Pick out each line containing the string "χολῆς" and copy it.

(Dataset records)
* * *
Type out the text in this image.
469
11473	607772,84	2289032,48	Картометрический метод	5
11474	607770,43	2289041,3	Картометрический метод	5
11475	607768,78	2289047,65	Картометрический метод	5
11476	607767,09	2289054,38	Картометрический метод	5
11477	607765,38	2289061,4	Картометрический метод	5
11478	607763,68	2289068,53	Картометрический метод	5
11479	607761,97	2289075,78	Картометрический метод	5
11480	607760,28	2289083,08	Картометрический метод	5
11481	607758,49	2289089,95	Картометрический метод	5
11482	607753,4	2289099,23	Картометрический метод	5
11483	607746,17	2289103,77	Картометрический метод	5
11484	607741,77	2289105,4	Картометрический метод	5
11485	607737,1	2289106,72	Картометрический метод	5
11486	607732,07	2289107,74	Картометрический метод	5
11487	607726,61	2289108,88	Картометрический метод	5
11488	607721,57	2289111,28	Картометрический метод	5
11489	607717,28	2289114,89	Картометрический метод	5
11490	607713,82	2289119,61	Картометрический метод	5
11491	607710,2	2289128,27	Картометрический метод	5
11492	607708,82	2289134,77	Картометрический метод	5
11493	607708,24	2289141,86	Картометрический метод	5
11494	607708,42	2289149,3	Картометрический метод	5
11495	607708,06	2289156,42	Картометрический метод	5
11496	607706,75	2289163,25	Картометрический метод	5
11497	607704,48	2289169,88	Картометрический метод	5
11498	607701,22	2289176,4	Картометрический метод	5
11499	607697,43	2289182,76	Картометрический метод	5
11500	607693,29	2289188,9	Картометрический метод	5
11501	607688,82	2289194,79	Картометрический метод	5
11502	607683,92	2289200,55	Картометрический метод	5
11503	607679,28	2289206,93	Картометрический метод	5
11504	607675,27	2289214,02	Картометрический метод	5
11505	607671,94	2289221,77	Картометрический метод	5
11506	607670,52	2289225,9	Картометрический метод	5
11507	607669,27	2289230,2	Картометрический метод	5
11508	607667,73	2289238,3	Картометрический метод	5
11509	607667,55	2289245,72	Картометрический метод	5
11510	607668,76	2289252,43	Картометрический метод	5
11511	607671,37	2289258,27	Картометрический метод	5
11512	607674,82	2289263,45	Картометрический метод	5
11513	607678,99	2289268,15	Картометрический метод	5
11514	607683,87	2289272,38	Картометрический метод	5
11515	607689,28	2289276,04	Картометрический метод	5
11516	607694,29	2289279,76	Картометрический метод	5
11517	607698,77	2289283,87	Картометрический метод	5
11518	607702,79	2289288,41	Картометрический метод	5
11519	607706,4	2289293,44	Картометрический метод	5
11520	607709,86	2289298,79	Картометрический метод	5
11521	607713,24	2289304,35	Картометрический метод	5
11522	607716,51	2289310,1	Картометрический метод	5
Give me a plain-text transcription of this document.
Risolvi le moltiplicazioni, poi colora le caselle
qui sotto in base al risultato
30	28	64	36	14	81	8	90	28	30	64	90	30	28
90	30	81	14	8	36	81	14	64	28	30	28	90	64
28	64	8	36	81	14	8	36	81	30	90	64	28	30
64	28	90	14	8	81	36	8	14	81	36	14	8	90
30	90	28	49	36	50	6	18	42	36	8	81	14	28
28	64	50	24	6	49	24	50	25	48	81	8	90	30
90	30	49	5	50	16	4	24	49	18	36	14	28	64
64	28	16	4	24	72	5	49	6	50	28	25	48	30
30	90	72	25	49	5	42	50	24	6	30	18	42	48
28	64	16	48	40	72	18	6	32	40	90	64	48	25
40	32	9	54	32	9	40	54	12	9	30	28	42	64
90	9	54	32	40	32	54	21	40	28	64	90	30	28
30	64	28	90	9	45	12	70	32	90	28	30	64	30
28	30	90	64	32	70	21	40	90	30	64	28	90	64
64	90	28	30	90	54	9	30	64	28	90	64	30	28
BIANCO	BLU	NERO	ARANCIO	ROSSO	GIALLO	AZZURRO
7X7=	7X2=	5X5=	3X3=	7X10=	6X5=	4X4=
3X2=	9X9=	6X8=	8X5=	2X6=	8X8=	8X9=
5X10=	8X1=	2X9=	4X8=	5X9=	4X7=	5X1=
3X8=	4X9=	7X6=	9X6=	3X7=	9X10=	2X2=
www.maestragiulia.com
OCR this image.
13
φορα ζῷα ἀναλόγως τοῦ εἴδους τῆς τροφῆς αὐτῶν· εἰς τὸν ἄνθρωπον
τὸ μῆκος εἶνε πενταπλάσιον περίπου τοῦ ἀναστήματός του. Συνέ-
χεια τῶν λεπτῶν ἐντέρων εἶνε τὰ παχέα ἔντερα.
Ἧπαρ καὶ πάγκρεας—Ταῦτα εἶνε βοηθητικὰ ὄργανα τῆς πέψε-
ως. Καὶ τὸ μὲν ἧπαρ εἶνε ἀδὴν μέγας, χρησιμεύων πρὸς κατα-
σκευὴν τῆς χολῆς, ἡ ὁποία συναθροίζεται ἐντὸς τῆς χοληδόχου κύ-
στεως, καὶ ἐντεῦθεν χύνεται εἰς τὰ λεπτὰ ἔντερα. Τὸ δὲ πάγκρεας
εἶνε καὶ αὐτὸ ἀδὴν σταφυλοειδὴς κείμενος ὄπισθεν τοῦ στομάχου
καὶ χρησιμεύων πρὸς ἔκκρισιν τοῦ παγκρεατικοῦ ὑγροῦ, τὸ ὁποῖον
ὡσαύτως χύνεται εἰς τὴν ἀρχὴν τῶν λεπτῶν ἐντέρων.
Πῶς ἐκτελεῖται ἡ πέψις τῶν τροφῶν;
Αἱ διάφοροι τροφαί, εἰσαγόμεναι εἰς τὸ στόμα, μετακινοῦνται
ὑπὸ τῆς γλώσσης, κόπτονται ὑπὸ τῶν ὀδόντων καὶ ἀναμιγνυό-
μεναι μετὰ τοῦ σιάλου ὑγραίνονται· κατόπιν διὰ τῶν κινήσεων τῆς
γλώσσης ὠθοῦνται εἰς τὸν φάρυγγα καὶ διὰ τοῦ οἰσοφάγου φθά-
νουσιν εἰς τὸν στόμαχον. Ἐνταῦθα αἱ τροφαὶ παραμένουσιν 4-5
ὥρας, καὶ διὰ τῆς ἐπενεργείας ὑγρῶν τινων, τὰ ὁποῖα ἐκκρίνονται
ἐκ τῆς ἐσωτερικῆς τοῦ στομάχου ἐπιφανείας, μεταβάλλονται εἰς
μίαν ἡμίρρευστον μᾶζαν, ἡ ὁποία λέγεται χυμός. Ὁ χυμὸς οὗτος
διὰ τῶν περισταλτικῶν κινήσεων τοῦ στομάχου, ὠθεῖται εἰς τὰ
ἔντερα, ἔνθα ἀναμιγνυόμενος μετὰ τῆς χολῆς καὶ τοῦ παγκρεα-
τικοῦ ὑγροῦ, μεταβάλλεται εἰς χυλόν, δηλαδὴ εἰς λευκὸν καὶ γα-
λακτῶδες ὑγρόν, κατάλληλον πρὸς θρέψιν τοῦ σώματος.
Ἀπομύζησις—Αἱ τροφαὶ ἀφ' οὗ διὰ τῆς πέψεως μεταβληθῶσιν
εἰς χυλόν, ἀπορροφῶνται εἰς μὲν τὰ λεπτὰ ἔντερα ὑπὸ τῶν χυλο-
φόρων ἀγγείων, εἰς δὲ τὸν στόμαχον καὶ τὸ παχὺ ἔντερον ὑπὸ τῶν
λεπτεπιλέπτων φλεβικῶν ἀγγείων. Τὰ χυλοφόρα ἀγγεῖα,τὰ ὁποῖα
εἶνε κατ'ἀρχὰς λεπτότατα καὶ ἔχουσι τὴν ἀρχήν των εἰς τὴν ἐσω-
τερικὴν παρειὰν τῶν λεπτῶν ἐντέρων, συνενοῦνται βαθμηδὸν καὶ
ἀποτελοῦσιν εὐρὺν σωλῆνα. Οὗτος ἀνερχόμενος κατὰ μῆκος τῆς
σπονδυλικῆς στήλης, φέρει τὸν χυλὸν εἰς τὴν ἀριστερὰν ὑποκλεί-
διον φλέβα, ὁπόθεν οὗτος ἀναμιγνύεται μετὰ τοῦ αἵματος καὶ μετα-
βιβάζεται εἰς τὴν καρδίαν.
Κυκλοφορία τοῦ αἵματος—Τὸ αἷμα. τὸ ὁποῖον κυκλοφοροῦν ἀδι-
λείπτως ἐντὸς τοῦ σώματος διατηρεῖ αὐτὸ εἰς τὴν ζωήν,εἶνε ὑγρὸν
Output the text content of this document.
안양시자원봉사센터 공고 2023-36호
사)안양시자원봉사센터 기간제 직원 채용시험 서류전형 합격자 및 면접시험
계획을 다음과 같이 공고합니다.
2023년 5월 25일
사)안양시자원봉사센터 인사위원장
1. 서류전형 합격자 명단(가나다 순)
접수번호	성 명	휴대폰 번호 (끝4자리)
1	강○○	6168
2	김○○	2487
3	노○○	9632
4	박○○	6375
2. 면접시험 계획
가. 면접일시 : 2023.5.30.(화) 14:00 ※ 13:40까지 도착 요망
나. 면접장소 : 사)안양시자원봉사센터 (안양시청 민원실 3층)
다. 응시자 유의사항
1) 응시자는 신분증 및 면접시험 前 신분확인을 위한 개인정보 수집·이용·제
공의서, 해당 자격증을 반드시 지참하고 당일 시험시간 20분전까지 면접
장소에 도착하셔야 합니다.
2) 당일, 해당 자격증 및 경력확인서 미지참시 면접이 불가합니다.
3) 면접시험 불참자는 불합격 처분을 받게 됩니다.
* * *
THE ANSWER ▸
σκευὴν τῆς χολῆς, ἡ ὁποία συναθροίζεται ἐντὸς τῆς χοληδόχου κύ-
ἔντερα, ἔνθα ἀναμιγνυόμενος μετὰ τῆς χολῆς καὶ τοῦ παγκρεα-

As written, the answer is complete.